» Work to be completed: All of the records listed below should be retyped exactly.
--- Begin Raw data ---
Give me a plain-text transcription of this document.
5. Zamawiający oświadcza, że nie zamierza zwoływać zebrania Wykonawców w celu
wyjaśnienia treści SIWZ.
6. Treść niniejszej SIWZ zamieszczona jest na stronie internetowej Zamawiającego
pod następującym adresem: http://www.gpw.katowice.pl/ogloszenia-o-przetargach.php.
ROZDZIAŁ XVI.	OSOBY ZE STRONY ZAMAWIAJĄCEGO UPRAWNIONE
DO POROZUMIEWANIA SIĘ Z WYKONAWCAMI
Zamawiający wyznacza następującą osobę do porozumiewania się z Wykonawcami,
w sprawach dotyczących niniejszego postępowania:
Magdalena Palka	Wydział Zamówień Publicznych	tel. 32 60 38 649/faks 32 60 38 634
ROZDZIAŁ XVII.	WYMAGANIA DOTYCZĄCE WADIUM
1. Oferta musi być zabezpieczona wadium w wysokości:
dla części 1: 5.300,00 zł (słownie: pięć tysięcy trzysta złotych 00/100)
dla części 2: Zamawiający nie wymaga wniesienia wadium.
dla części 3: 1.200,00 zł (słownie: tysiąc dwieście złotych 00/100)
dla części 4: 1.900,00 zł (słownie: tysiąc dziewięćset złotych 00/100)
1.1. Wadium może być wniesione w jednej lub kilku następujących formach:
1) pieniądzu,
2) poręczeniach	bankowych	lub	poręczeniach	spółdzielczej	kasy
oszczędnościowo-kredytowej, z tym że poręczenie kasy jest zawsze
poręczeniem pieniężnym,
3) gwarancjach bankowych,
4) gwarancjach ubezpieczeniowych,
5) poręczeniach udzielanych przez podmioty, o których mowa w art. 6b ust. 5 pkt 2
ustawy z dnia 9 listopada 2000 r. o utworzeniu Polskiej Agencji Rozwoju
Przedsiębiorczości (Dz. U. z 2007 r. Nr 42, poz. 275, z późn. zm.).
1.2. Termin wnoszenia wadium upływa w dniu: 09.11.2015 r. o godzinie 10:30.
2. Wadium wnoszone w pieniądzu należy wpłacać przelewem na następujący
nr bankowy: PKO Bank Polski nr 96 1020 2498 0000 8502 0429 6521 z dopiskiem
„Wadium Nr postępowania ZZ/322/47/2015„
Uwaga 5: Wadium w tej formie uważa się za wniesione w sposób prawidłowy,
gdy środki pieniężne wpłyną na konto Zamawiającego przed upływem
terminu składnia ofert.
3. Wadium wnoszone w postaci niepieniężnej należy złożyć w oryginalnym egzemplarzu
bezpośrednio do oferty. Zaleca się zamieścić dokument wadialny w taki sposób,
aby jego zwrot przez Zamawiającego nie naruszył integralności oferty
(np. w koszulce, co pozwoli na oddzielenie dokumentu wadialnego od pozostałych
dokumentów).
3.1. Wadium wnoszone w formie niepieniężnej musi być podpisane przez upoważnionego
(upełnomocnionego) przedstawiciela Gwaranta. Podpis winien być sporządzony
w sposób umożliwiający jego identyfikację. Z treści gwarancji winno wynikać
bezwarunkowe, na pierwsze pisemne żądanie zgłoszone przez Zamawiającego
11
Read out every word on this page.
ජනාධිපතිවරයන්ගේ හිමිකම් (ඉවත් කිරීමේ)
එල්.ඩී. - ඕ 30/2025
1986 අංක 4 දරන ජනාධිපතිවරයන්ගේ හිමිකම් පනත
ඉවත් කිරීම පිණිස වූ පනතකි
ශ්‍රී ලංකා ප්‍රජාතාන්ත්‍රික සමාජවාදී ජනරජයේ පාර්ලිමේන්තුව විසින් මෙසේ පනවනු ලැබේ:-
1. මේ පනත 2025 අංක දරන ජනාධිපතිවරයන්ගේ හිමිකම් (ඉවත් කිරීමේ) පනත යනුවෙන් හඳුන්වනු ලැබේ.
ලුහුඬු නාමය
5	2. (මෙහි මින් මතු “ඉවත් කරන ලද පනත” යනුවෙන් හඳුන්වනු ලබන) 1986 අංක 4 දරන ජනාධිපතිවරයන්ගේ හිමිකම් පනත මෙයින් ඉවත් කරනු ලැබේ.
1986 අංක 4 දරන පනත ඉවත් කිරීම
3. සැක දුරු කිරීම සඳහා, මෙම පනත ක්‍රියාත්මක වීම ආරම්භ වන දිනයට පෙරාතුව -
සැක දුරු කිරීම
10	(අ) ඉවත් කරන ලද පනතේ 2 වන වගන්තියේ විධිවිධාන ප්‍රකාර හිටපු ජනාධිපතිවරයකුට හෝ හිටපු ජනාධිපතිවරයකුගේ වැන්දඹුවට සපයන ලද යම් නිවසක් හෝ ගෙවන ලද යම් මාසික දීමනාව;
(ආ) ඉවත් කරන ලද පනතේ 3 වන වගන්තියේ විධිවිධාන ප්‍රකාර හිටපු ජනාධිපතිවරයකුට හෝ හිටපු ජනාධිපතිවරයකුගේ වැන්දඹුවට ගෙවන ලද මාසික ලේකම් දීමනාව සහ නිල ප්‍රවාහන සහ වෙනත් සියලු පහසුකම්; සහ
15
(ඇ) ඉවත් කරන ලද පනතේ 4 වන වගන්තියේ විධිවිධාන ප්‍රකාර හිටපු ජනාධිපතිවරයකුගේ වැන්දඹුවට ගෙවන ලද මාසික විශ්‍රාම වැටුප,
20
--- End Raw data ---
» Response:
Give me a plain-text transcription of this document.
5. Zamawiający oświadcza, że nie zamierza zwoływać zebrania Wykonawców w celu
wyjaśnienia treści SIWZ.
6. Treść niniejszej SIWZ zamieszczona jest na stronie internetowej Zamawiającego
pod następującym adresem: http://www.gpw.katowice.pl/ogloszenia-o-przetargach.php.
ROZDZIAŁ XVI.	OSOBY ZE STRONY ZAMAWIAJĄCEGO UPRAWNIONE
DO POROZUMIEWANIA SIĘ Z WYKONAWCAMI
Zamawiający wyznacza następującą osobę do porozumiewania się z Wykonawcami,
w sprawach dotyczących niniejszego postępowania:
Magdalena Palka	Wydział Zamówień Publicznych	tel. 32 60 38 649/faks 32 60 38 634
ROZDZIAŁ XVII.	WYMAGANIA DOTYCZĄCE WADIUM
1. Oferta musi być zabezpieczona wadium w wysokości:
dla części 1: 5.300,00 zł (słownie: pięć tysięcy trzysta złotych 00/100)
dla części 2: Zamawiający nie wymaga wniesienia wadium.
dla części 3: 1.200,00 zł (słownie: tysiąc dwieście złotych 00/100)
dla części 4: 1.900,00 zł (słownie: tysiąc dziewięćset złotych 00/100)
1.1. Wadium może być wniesione w jednej lub kilku następujących formach:
1) pieniądzu,
2) poręczeniach	bankowych	lub	poręczeniach	spółdzielczej	kasy
oszczędnościowo-kredytowej, z tym że poręczenie kasy jest zawsze
poręczeniem pieniężnym,
3) gwarancjach bankowych,
4) gwarancjach ubezpieczeniowych,
5) poręczeniach udzielanych przez podmioty, o których mowa w art. 6b ust. 5 pkt 2
ustawy z dnia 9 listopada 2000 r. o utworzeniu Polskiej Agencji Rozwoju
Przedsiębiorczości (Dz. U. z 2007 r. Nr 42, poz. 275, z późn. zm.).
1.2. Termin wnoszenia wadium upływa w dniu: 09.11.2015 r. o godzinie 10:30.
2. Wadium wnoszone w pieniądzu należy wpłacać przelewem na następujący
nr bankowy: PKO Bank Polski nr 96 1020 2498 0000 8502 0429 6521 z dopiskiem
„Wadium Nr postępowania ZZ/322/47/2015„
Uwaga 5: Wadium w tej formie uważa się za wniesione w sposób prawidłowy,
gdy środki pieniężne wpłyną na konto Zamawiającego przed upływem
terminu składnia ofert.
3. Wadium wnoszone w postaci niepieniężnej należy złożyć w oryginalnym egzemplarzu
bezpośrednio do oferty. Zaleca się zamieścić dokument wadialny w taki sposób,
aby jego zwrot przez Zamawiającego nie naruszył integralności oferty
(np. w koszulce, co pozwoli na oddzielenie dokumentu wadialnego od pozostałych
dokumentów).
3.1. Wadium wnoszone w formie niepieniężnej musi być podpisane przez upoważnionego
(upełnomocnionego) przedstawiciela Gwaranta. Podpis winien być sporządzony
w sposób umożliwiający jego identyfikację. Z treści gwarancji winno wynikać
bezwarunkowe, na pierwsze pisemne żądanie zgłoszone przez Zamawiającego
11
Read out every word on this page.
ජනාධිපතිවරයන්ගේ හිමිකම් (ඉවත් කිරීමේ)
එල්.ඩී. - ඕ 30/2025
1986 අංක 4 දරන ජනාධිපතිවරයන්ගේ හිමිකම් පනත
ඉවත් කිරීම පිණිස වූ පනතකි
ශ්‍රී ලංකා ප්‍රජාතාන්ත්‍රික සමාජවාදී ජනරජයේ පාර්ලිමේන්තුව විසින් මෙසේ පනවනු ලැබේ:-
1. මේ පනත 2025 අංක දරන ජනාධිපතිවරයන්ගේ හිමිකම් (ඉවත් කිරීමේ) පනත යනුවෙන් හඳුන්වනු ලැබේ.
ලුහුඬු නාමය
5	2. (මෙහි මින් මතු “ඉවත් කරන ලද පනත” යනුවෙන් හඳුන්වනු ලබන) 1986 අංක 4 දරන ජනාධිපතිවරයන්ගේ හිමිකම් පනත මෙයින් ඉවත් කරනු ලැබේ.
1986 අංක 4 දරන පනත ඉවත් කිරීම
3. සැක දුරු කිරීම සඳහා, මෙම පනත ක්‍රියාත්මක වීම ආරම්භ වන දිනයට පෙරාතුව -
සැක දුරු කිරීම
10	(අ) ඉවත් කරන ලද පනතේ 2 වන වගන්තියේ විධිවිධාන ප්‍රකාර හිටපු ජනාධිපතිවරයකුට හෝ හිටපු ජනාධිපතිවරයකුගේ වැන්දඹුවට සපයන ලද යම් නිවසක් හෝ ගෙවන ලද යම් මාසික දීමනාව;
(ආ) ඉවත් කරන ලද පනතේ 3 වන වගන්තියේ විධිවිධාන ප්‍රකාර හිටපු ජනාධිපතිවරයකුට හෝ හිටපු ජනාධිපතිවරයකුගේ වැන්දඹුවට ගෙවන ලද මාසික ලේකම් දීමනාව සහ නිල ප්‍රවාහන සහ වෙනත් සියලු පහසුකම්; සහ
15
(ඇ) ඉවත් කරන ලද පනතේ 4 වන වගන්තියේ විධිවිධාන ප්‍රකාර හිටපු ජනාධිපතිවරයකුගේ වැන්දඹුවට ගෙවන ලද මාසික විශ්‍රාම වැටුප,
20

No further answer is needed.